DO THIS> From the listing below, pull out every line where the string "exposures" appears.

Records that describe figures>

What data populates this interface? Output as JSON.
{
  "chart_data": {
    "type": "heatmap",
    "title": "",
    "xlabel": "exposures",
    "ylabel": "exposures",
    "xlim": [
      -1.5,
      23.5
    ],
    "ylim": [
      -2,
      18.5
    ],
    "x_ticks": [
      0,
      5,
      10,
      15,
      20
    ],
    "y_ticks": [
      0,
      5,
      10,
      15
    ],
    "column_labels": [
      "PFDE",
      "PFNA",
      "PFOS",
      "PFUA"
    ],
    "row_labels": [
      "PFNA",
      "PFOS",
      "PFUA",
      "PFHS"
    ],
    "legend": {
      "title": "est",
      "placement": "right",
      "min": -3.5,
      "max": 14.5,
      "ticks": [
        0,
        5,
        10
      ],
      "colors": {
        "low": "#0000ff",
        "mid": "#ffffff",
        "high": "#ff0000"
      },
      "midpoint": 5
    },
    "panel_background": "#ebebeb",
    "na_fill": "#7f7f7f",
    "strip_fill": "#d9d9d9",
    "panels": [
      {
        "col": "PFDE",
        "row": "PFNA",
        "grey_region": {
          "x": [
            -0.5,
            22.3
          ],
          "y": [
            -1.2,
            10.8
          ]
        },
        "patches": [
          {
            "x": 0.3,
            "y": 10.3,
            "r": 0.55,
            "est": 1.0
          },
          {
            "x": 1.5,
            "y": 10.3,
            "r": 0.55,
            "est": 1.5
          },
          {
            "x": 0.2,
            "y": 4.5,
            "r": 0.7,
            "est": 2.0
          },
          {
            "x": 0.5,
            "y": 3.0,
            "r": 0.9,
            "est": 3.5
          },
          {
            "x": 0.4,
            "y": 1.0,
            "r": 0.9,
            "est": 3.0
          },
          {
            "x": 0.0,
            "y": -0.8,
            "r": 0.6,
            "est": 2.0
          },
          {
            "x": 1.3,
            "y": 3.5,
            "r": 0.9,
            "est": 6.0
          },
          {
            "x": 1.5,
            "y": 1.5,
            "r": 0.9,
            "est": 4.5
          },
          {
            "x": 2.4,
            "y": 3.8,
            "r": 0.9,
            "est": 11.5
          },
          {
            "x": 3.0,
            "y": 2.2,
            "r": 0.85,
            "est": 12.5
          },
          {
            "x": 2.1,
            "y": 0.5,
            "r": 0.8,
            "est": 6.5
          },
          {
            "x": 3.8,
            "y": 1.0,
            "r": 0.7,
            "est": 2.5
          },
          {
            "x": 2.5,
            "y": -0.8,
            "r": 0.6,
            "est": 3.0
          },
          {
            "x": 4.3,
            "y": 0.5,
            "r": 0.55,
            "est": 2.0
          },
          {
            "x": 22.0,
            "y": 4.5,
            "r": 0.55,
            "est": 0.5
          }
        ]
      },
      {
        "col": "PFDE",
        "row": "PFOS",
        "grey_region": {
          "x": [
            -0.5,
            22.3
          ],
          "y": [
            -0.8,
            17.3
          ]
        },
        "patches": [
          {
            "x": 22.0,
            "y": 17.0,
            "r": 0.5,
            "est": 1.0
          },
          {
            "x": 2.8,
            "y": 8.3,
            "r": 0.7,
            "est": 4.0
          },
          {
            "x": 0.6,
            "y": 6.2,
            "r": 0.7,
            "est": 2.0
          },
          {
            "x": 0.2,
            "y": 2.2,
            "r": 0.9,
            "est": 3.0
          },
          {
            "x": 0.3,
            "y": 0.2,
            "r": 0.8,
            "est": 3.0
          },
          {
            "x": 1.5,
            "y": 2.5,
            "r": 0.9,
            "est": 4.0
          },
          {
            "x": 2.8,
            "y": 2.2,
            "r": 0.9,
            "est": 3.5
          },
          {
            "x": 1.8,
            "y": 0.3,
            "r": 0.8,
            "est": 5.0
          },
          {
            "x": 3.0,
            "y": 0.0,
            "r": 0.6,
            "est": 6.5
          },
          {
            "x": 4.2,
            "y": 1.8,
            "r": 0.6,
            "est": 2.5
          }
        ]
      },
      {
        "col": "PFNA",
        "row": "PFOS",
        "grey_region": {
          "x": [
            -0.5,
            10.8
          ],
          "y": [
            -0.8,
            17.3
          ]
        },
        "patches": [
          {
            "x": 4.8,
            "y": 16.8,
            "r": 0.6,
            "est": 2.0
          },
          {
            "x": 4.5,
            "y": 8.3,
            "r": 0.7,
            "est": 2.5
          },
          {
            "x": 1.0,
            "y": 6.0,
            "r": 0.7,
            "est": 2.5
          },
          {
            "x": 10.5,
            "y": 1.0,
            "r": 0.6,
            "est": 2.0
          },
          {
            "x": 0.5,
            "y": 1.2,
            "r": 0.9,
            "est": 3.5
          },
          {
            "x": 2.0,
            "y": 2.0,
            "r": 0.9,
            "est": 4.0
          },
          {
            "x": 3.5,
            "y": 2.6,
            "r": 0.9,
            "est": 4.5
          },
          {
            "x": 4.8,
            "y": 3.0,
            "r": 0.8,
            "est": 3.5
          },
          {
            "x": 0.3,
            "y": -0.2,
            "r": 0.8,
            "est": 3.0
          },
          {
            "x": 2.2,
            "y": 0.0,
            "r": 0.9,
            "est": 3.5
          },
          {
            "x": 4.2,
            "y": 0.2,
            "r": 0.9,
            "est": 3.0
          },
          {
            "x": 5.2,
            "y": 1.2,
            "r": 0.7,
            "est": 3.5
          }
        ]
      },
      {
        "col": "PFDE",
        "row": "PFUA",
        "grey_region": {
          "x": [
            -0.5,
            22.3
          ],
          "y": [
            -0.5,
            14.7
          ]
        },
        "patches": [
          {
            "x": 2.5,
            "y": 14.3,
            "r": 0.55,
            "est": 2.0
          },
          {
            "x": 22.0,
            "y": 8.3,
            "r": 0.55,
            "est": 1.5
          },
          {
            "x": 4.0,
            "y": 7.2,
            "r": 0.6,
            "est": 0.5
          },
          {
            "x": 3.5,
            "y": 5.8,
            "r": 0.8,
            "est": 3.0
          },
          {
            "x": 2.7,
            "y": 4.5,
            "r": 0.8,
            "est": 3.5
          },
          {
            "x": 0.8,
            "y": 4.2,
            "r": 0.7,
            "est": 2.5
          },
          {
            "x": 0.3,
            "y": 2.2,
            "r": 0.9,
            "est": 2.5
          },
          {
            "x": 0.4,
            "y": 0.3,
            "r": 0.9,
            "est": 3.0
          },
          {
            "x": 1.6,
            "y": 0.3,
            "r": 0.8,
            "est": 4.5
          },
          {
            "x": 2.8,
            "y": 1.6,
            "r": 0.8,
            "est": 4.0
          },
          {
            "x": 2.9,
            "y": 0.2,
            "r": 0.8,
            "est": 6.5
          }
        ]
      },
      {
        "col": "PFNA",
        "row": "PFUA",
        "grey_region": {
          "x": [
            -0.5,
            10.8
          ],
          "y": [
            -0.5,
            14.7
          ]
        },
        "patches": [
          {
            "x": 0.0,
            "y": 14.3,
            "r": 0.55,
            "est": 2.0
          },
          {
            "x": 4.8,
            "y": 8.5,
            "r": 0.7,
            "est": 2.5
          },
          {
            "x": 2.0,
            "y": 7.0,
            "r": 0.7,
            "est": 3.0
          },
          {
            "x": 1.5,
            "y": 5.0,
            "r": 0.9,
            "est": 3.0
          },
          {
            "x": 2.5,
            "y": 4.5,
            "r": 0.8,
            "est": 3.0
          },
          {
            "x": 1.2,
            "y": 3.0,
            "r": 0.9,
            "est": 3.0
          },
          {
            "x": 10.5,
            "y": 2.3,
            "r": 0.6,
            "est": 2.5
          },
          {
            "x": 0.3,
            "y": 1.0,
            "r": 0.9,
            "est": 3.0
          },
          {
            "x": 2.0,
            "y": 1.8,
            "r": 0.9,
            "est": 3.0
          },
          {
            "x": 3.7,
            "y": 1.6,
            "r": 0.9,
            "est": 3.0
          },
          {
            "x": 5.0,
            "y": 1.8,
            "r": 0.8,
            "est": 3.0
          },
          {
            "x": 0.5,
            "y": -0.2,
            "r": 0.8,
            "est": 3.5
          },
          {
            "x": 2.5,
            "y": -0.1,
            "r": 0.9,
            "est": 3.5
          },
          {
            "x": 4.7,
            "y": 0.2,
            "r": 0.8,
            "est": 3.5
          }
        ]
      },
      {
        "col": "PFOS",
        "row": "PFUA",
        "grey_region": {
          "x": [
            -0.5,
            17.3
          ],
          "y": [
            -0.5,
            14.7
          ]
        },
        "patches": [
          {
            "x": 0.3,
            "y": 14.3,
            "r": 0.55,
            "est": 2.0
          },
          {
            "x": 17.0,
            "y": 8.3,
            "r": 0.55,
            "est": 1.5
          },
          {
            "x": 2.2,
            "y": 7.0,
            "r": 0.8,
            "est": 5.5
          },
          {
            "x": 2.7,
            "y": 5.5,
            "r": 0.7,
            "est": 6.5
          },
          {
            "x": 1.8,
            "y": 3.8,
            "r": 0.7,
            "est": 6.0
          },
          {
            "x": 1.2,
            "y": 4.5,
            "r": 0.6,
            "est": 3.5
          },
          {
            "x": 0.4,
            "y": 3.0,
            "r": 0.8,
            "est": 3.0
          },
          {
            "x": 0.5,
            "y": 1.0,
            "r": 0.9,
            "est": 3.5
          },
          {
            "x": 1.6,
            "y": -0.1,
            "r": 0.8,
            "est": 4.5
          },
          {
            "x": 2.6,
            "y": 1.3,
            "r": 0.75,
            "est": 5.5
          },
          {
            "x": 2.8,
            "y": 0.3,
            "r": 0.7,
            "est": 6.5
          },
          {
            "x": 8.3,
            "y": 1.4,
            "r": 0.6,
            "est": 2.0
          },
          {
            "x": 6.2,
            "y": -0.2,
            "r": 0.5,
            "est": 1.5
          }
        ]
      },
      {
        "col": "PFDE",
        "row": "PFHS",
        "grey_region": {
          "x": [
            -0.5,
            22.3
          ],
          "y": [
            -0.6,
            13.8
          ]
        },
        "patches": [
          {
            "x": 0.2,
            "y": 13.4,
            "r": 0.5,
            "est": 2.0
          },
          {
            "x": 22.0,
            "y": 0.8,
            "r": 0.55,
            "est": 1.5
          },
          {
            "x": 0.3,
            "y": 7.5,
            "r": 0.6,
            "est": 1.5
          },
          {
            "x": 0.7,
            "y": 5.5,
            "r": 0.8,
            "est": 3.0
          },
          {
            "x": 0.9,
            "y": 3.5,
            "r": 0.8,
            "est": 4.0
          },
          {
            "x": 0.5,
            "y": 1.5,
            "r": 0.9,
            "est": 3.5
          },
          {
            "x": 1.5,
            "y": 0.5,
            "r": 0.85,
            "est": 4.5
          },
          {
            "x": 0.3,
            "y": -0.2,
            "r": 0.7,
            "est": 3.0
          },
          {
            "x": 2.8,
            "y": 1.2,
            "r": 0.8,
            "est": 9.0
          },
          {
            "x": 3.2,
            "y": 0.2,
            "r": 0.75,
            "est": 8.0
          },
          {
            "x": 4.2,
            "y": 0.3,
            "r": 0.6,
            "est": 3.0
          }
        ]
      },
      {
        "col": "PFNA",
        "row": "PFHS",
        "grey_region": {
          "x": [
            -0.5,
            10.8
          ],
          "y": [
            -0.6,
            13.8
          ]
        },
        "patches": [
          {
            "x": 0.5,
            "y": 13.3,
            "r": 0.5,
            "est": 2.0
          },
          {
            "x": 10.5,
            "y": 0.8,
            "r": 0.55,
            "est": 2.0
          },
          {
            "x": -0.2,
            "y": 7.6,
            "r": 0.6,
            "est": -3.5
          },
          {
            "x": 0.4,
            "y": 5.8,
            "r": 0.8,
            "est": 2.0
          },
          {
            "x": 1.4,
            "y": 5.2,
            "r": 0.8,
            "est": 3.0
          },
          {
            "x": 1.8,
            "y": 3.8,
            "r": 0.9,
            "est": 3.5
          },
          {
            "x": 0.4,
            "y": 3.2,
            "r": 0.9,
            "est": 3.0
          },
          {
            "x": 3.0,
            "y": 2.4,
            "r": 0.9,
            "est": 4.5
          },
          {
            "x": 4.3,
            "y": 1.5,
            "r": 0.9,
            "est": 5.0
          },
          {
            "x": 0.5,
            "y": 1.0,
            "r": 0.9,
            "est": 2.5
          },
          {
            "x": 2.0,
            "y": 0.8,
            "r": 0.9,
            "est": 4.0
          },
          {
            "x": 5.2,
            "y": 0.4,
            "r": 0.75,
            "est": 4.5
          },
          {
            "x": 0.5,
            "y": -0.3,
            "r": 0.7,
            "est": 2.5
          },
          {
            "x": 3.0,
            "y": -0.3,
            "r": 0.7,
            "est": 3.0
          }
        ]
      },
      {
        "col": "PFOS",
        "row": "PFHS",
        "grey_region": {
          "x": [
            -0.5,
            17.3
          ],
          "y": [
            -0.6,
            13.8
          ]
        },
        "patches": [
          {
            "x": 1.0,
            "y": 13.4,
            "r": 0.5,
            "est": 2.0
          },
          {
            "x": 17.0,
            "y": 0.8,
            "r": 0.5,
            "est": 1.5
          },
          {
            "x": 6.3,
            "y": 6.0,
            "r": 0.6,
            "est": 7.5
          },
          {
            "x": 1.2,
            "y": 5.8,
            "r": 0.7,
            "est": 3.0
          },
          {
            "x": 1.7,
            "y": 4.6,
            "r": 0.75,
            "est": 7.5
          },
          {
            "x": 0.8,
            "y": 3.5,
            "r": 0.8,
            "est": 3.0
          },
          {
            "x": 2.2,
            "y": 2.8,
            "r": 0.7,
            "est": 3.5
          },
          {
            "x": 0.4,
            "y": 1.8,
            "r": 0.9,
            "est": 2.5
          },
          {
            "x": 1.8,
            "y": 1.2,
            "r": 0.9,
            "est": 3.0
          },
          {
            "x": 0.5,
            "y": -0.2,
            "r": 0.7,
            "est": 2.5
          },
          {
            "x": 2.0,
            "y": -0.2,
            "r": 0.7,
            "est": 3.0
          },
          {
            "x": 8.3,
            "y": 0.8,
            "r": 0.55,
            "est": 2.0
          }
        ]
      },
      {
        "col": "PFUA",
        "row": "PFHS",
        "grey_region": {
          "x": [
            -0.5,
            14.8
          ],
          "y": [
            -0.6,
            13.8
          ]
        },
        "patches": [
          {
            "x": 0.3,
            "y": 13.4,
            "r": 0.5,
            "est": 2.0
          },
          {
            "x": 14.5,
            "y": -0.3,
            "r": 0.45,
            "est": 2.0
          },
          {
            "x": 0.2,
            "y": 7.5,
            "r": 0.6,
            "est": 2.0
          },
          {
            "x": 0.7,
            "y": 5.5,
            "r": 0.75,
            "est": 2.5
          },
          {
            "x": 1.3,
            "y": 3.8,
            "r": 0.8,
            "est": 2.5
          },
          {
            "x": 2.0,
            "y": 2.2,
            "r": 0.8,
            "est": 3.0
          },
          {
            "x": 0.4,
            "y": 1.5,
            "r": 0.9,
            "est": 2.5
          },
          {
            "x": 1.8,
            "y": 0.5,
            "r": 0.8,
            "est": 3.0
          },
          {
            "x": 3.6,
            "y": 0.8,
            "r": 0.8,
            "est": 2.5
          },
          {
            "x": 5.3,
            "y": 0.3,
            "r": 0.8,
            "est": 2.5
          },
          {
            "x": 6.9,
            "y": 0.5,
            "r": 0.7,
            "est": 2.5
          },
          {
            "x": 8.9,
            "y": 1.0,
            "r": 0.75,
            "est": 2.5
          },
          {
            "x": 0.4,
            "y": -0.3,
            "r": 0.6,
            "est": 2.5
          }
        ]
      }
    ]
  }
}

WRITTEN ANSWER>
    "xlabel": "exposures",
    "ylabel": "exposures",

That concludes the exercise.